* Exercise details
Could you format all the entries below as a Markdown table with the columns Row and Line, skipping blank lines and leaving out the pictures?

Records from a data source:
....

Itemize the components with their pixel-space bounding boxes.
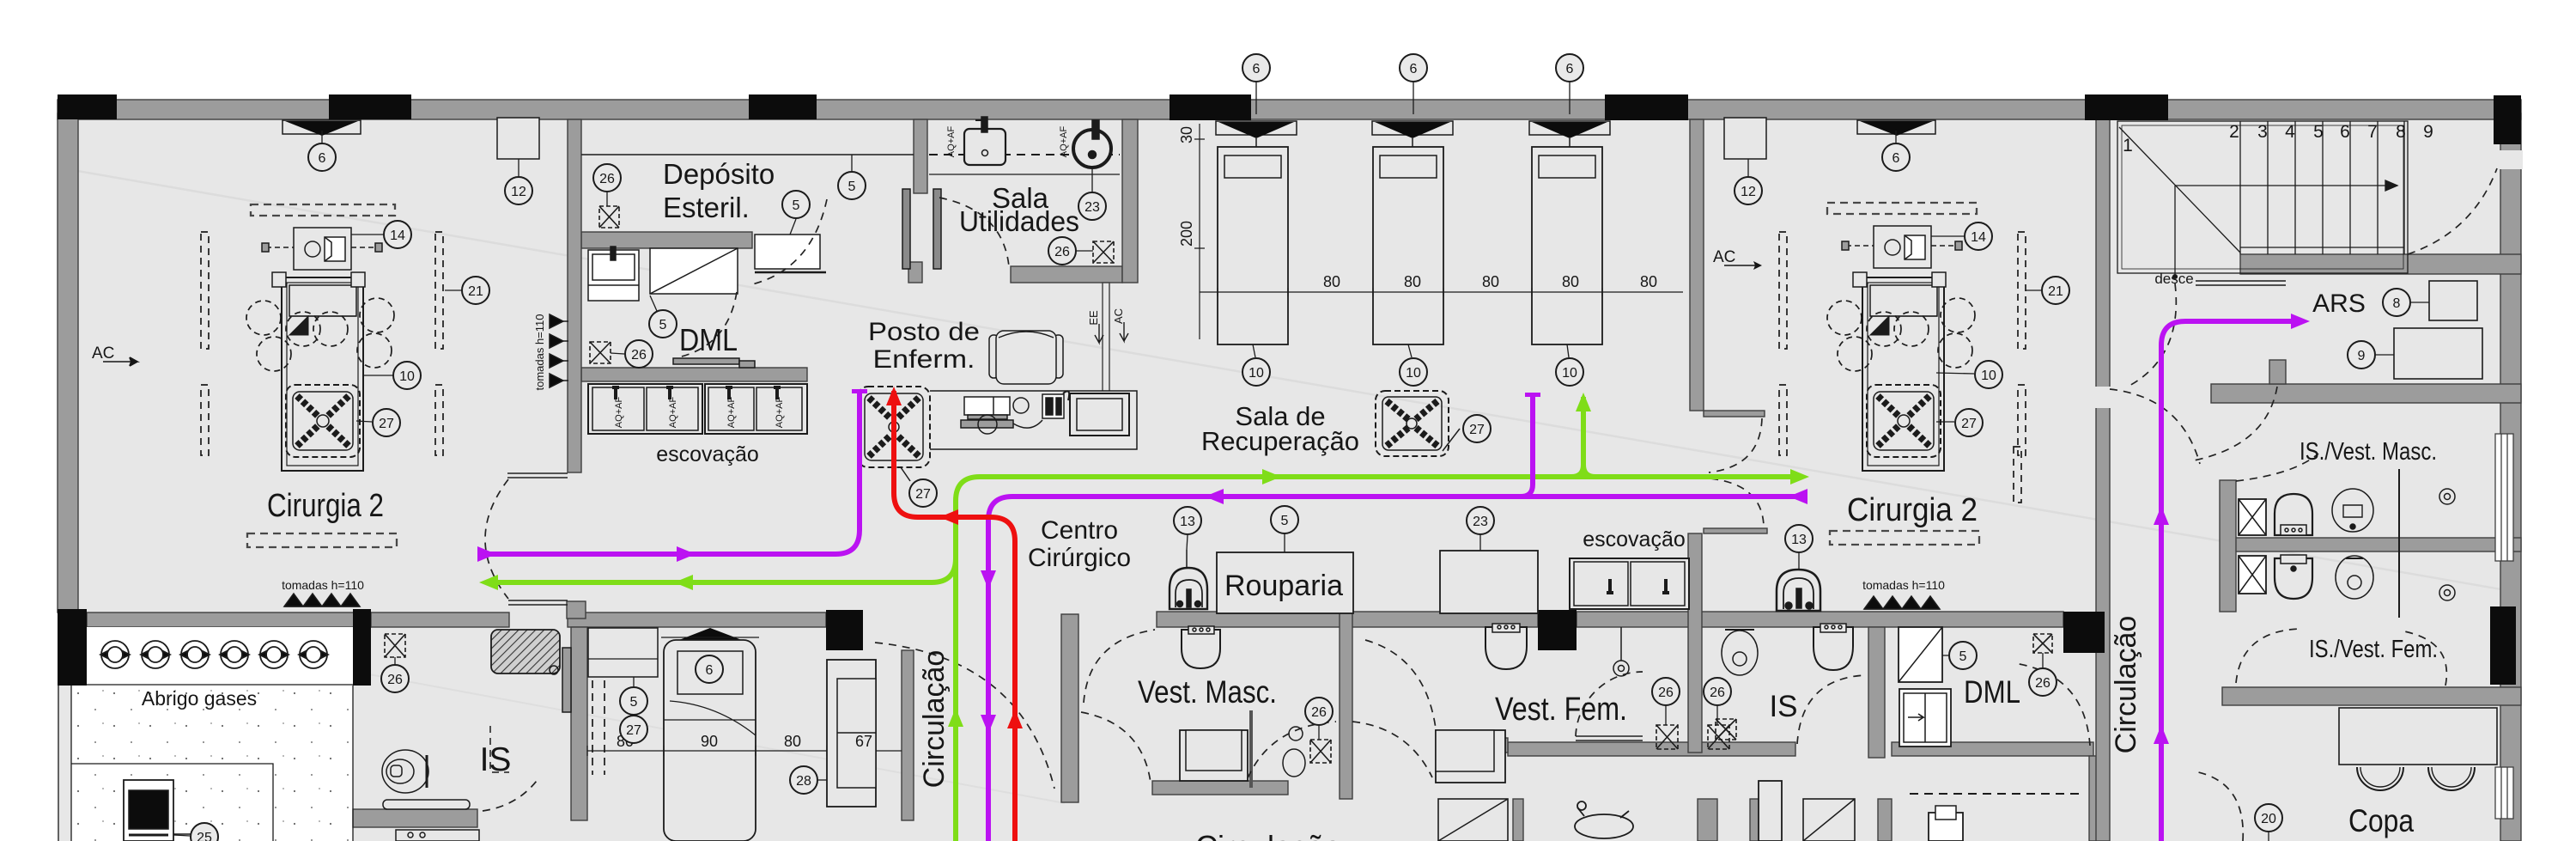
svg-text:DML: DML <box>1964 674 2020 710</box>
svg-text:desce: desce <box>2154 271 2193 287</box>
svg-text:Utilidades: Utilidades <box>959 205 1079 237</box>
svg-text:26: 26 <box>2035 676 2050 691</box>
svg-text:AQ+AF: AQ+AF <box>668 397 678 429</box>
svg-text:Circulação: Circulação <box>918 650 951 789</box>
svg-text:EE: EE <box>1087 310 1100 326</box>
svg-text:Centro: Centro <box>1041 516 1118 545</box>
svg-text:27: 27 <box>915 487 931 502</box>
svg-text:26: 26 <box>1311 705 1327 720</box>
svg-text:Cirurgia 2: Cirurgia 2 <box>267 488 384 524</box>
svg-text:8: 8 <box>2393 296 2401 311</box>
svg-text:30: 30 <box>1178 126 1195 143</box>
svg-text:8: 8 <box>2396 122 2406 142</box>
svg-text:26: 26 <box>1710 686 1725 700</box>
svg-text:10: 10 <box>1406 366 1421 381</box>
svg-text:Vest. Fem.: Vest. Fem. <box>1495 692 1627 728</box>
svg-text:26: 26 <box>631 348 647 363</box>
svg-text:Abrigo gases: Abrigo gases <box>142 687 257 710</box>
svg-text:27: 27 <box>1961 417 1977 431</box>
svg-text:10: 10 <box>399 369 415 384</box>
svg-text:26: 26 <box>1054 245 1070 259</box>
svg-text:12: 12 <box>1741 185 1756 199</box>
svg-text:escovação: escovação <box>1583 527 1686 552</box>
svg-text:Posto de: Posto de <box>868 318 980 346</box>
svg-text:1: 1 <box>2123 136 2133 155</box>
svg-text:28: 28 <box>796 774 811 789</box>
svg-text:tomadas h=110: tomadas h=110 <box>533 314 546 390</box>
svg-text:5: 5 <box>2313 122 2324 142</box>
svg-text:80: 80 <box>1482 273 1499 290</box>
svg-text:9: 9 <box>2358 349 2366 363</box>
svg-text:Esteril.: Esteril. <box>663 192 750 223</box>
svg-text:4: 4 <box>2285 122 2295 142</box>
svg-text:23: 23 <box>1084 200 1100 215</box>
svg-text:AQ+AF: AQ+AF <box>775 397 785 429</box>
svg-text:6: 6 <box>1253 62 1261 76</box>
svg-text:90: 90 <box>701 733 718 750</box>
svg-text:5: 5 <box>630 695 638 710</box>
svg-text:6: 6 <box>1893 151 1900 166</box>
svg-text:7: 7 <box>2367 122 2378 142</box>
svg-text:Recuperação: Recuperação <box>1201 426 1359 456</box>
svg-text:27: 27 <box>626 723 641 738</box>
svg-text:5: 5 <box>1281 514 1289 528</box>
svg-text:10: 10 <box>1562 366 1577 381</box>
svg-text:5: 5 <box>659 318 667 332</box>
svg-text:67: 67 <box>855 733 872 750</box>
svg-text:AQ+AF: AQ+AF <box>614 397 624 429</box>
svg-text:80: 80 <box>1323 273 1340 290</box>
svg-text:6: 6 <box>706 663 714 678</box>
svg-text:IS: IS <box>1769 690 1797 723</box>
svg-text:IS: IS <box>480 741 512 778</box>
svg-text:AQ+AF: AQ+AF <box>726 397 737 429</box>
svg-text:200: 200 <box>1178 221 1195 247</box>
svg-text:14: 14 <box>390 229 405 243</box>
svg-text:13: 13 <box>1791 533 1807 547</box>
svg-text:Copa: Copa <box>2348 803 2414 838</box>
svg-text:tomadas h=110: tomadas h=110 <box>1862 578 1945 592</box>
svg-text:3: 3 <box>2257 122 2268 142</box>
svg-text:25: 25 <box>197 831 212 841</box>
svg-text:Enferm.: Enferm. <box>873 345 975 374</box>
svg-text:IS./Vest. Masc.: IS./Vest. Masc. <box>2300 438 2437 466</box>
svg-text:27: 27 <box>379 417 394 431</box>
svg-text:tomadas h=110: tomadas h=110 <box>282 578 364 592</box>
svg-text:80: 80 <box>784 733 801 750</box>
svg-text:20: 20 <box>2261 812 2276 826</box>
svg-text:23: 23 <box>1473 515 1488 529</box>
svg-text:Circulação: Circulação <box>2110 616 2142 754</box>
svg-text:AQ+AF: AQ+AF <box>946 126 957 158</box>
svg-text:14: 14 <box>1971 230 1986 245</box>
svg-text:10: 10 <box>1981 369 1996 383</box>
svg-text:AC: AC <box>92 344 114 363</box>
svg-text:26: 26 <box>1658 686 1674 700</box>
svg-text:6: 6 <box>319 151 326 166</box>
svg-text:5: 5 <box>1959 649 1967 664</box>
svg-text:13: 13 <box>1180 515 1195 529</box>
svg-text:Depósito: Depósito <box>663 158 775 190</box>
svg-text:80: 80 <box>1562 273 1579 290</box>
svg-text:26: 26 <box>387 673 403 687</box>
svg-text:Cirúrgico: Cirúrgico <box>1028 544 1131 572</box>
svg-text:5: 5 <box>848 180 856 194</box>
svg-text:2: 2 <box>2229 122 2239 142</box>
svg-text:Circulação: Circulação <box>1195 829 1341 841</box>
svg-text:12: 12 <box>511 185 526 199</box>
svg-text:26: 26 <box>599 172 615 186</box>
svg-text:Rouparia: Rouparia <box>1224 570 1343 602</box>
svg-text:Cirurgia 2: Cirurgia 2 <box>1847 492 1978 528</box>
svg-text:AC: AC <box>1713 248 1735 266</box>
svg-text:5: 5 <box>793 198 800 213</box>
svg-text:21: 21 <box>2048 284 2063 299</box>
svg-text:9: 9 <box>2423 122 2433 142</box>
svg-text:AC: AC <box>1112 308 1125 324</box>
svg-text:IS./Vest. Fem.: IS./Vest. Fem. <box>2309 636 2438 663</box>
svg-text:10: 10 <box>1249 366 1264 381</box>
svg-text:80: 80 <box>1640 273 1657 290</box>
svg-text:DML: DML <box>679 322 738 357</box>
svg-text:6: 6 <box>1566 62 1574 76</box>
svg-text:ARS: ARS <box>2312 289 2366 318</box>
svg-text:AQ+AF: AQ+AF <box>1059 126 1069 158</box>
svg-text:Vest. Masc.: Vest. Masc. <box>1138 674 1277 710</box>
svg-text:27: 27 <box>1469 423 1485 437</box>
svg-text:escovação: escovação <box>656 442 759 466</box>
svg-text:80: 80 <box>1404 273 1421 290</box>
svg-text:21: 21 <box>468 284 483 299</box>
svg-text:6: 6 <box>2340 122 2350 142</box>
svg-text:6: 6 <box>1410 62 1418 76</box>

....

* Solution to this task
| Row | Line |
|---|---|
| 1 | Itemize the components with their pixel-space bounding boxes. |
| 2 | svg-text:DML: DML <box>1964 674 2020 710</box> |
| 3 | svg-text:desce: desce <box>2154 271 2193 287</box> |
| 4 | svg-text:Utilidades: Utilidades <box>959 205 1079 237</box> |
| 5 | svg-text:26: 26 <box>2035 676 2050 691</box> |
| 6 | svg-text:AQ+AF: AQ+AF <box>668 397 678 429</box> |
| 7 | svg-text:Circulação: Circulação <box>918 650 951 789</box> |
| 8 | svg-text:EE: EE <box>1087 310 1100 326</box> |
| 9 | svg-text:Centro: Centro <box>1041 516 1118 545</box> |
| 10 | svg-text:27: 27 <box>915 487 931 502</box> |
| 11 | svg-text:26: 26 <box>1311 705 1327 720</box> |
| 12 | svg-text:Cirurgia 2: Cirurgia 2 <box>267 488 384 524</box> |
| 13 | svg-text:8: 8 <box>2393 296 2401 311</box> |
| 14 | svg-text:30: 30 <box>1178 126 1195 143</box> |
| 15 | svg-text:8: 8 <box>2396 122 2406 142</box> |
| 16 | svg-text:26: 26 <box>1710 686 1725 700</box> |
| 17 | svg-text:10: 10 <box>1406 366 1421 381</box> |
| 18 | svg-text:Vest. Fem.: Vest. Fem. <box>1495 692 1627 728</box> |
| 19 | svg-text:26: 26 <box>631 348 647 363</box> |
| 20 | svg-text:Abrigo gases: Abrigo gases <box>142 687 257 710</box> |
| 21 | svg-text:27: 27 <box>1961 417 1977 431</box> |
| 22 | svg-text:10: 10 <box>399 369 415 384</box> |
| 23 | svg-text:26: 26 <box>1054 245 1070 259</box> |
| 24 | svg-text:12: 12 <box>1741 185 1756 199</box> |
| 25 | svg-text:escovação: escovação <box>1583 527 1686 552</box> |
| 26 | svg-text:Posto de: Posto de <box>868 318 980 346</box> |
| 27 | svg-text:1: 1 <box>2123 136 2133 155</box> |
| 28 | svg-text:28: 28 <box>796 774 811 789</box> |
| 29 | svg-text:tomadas h=110: tomadas h=110 <box>533 314 546 390</box> |
| 30 | svg-text:5: 5 <box>2313 122 2324 142</box> |
| 31 | svg-text:80: 80 <box>1482 273 1499 290</box> |
| 32 | svg-text:9: 9 <box>2358 349 2366 363</box> |
| 33 | svg-text:Esteril.: Esteril. <box>663 192 750 223</box> |
| 34 | svg-text:4: 4 <box>2285 122 2295 142</box> |
| 35 | svg-text:23: 23 <box>1084 200 1100 215</box> |
| 36 | svg-text:AQ+AF: AQ+AF <box>775 397 785 429</box> |
| 37 | svg-text:6: 6 <box>1253 62 1261 76</box> |
| 38 | svg-text:90: 90 <box>701 733 718 750</box> |
| 39 | svg-text:5: 5 <box>630 695 638 710</box> |
| 40 | svg-text:6: 6 <box>1893 151 1900 166</box> |
| 41 | svg-text:7: 7 <box>2367 122 2378 142</box> |
| 42 | svg-text:Recuperação: Recuperação <box>1201 426 1359 456</box> |
| 43 | svg-text:27: 27 <box>626 723 641 738</box> |
| 44 | svg-text:5: 5 <box>1281 514 1289 528</box> |
| 45 | svg-text:10: 10 <box>1562 366 1577 381</box> |
| 46 | svg-text:5: 5 <box>659 318 667 332</box> |
| 47 | svg-text:67: 67 <box>855 733 872 750</box> |
| 48 | svg-text:AQ+AF: AQ+AF <box>614 397 624 429</box> |
| 49 | svg-text:80: 80 <box>1323 273 1340 290</box> |
| 50 | svg-text:6: 6 <box>706 663 714 678</box> |
| 51 | svg-text:IS: IS <box>1769 690 1797 723</box> |
| 52 | svg-text:IS: IS <box>480 741 512 778</box> |
| 53 | svg-text:AQ+AF: AQ+AF <box>726 397 737 429</box> |
| 54 | svg-text:200: 200 <box>1178 221 1195 247</box> |
| 55 | svg-text:14: 14 <box>390 229 405 243</box> |
| 56 | svg-text:13: 13 <box>1791 533 1807 547</box> |
| 57 | svg-text:Copa: Copa <box>2348 803 2414 838</box> |
| 58 | svg-text:tomadas h=110: tomadas h=110 <box>1862 578 1945 592</box> |
| 59 | svg-text:3: 3 <box>2257 122 2268 142</box> |
| 60 | svg-text:25: 25 <box>197 831 212 841</box> |
| 61 | svg-text:Enferm.: Enferm. <box>873 345 975 374</box> |
| 62 | svg-text:IS./Vest. Masc.: IS./Vest. Masc. <box>2300 438 2437 466</box> |
| 63 | svg-text:27: 27 <box>379 417 394 431</box> |
| 64 | svg-text:tomadas h=110: tomadas h=110 <box>282 578 364 592</box> |
| 65 | svg-text:80: 80 <box>784 733 801 750</box> |
| 66 | svg-text:20: 20 <box>2261 812 2276 826</box> |
| 67 | svg-text:23: 23 <box>1473 515 1488 529</box> |
| 68 | svg-text:Circulação: Circulação <box>2110 616 2142 754</box> |
| 69 | svg-text:AQ+AF: AQ+AF <box>946 126 957 158</box> |
| 70 | svg-text:14: 14 <box>1971 230 1986 245</box> |
| 71 | svg-text:10: 10 <box>1981 369 1996 383</box> |
| 72 | svg-text:AC: AC <box>92 344 114 363</box> |
| 73 | svg-text:26: 26 <box>1658 686 1674 700</box> |
| 74 | svg-text:6: 6 <box>319 151 326 166</box> |
| 75 | svg-text:5: 5 <box>1959 649 1967 664</box> |
| 76 | svg-text:13: 13 <box>1180 515 1195 529</box> |
| 77 | svg-text:Depósito: Depósito <box>663 158 775 190</box> |
| 78 | svg-text:80: 80 <box>1562 273 1579 290</box> |
| 79 | svg-text:26: 26 <box>387 673 403 687</box> |
| 80 | svg-text:Cirúrgico: Cirúrgico <box>1028 544 1131 572</box> |
| 81 | svg-text:5: 5 <box>848 180 856 194</box> |
| 82 | svg-text:2: 2 <box>2229 122 2239 142</box> |
| 83 | svg-text:Circulação: Circulação <box>1195 829 1341 841</box> |
| 84 | svg-text:12: 12 <box>511 185 526 199</box> |
| 85 | svg-text:26: 26 <box>599 172 615 186</box> |
| 86 | svg-text:Rouparia: Rouparia <box>1224 570 1343 602</box> |
| 87 | svg-text:Cirurgia 2: Cirurgia 2 <box>1847 492 1978 528</box> |
| 88 | svg-text:AC: AC <box>1713 248 1735 266</box> |
| 89 | svg-text:5: 5 <box>793 198 800 213</box> |
| 90 | svg-text:21: 21 <box>2048 284 2063 299</box> |
| 91 | svg-text:9: 9 <box>2423 122 2433 142</box> |
| 92 | svg-text:AC: AC <box>1112 308 1125 324</box> |
| 93 | svg-text:IS./Vest. Fem.: IS./Vest. Fem. <box>2309 636 2438 663</box> |
| 94 | svg-text:10: 10 <box>1249 366 1264 381</box> |
| 95 | svg-text:80: 80 <box>1640 273 1657 290</box> |
| 96 | svg-text:DML: DML <box>679 322 738 357</box> |
| 97 | svg-text:6: 6 <box>1566 62 1574 76</box> |
| 98 | svg-text:ARS: ARS <box>2312 289 2366 318</box> |
| 99 | svg-text:AQ+AF: AQ+AF <box>1059 126 1069 158</box> |
| 100 | svg-text:Vest. Masc.: Vest. Masc. <box>1138 674 1277 710</box> |
| 101 | svg-text:27: 27 <box>1469 423 1485 437</box> |
| 102 | svg-text:escovação: escovação <box>656 442 759 466</box> |
| 103 | svg-text:80: 80 <box>1404 273 1421 290</box> |
| 104 | svg-text:21: 21 <box>468 284 483 299</box> |
| 105 | svg-text:6: 6 <box>2340 122 2350 142</box> |
| 106 | svg-text:6: 6 <box>1410 62 1418 76</box> |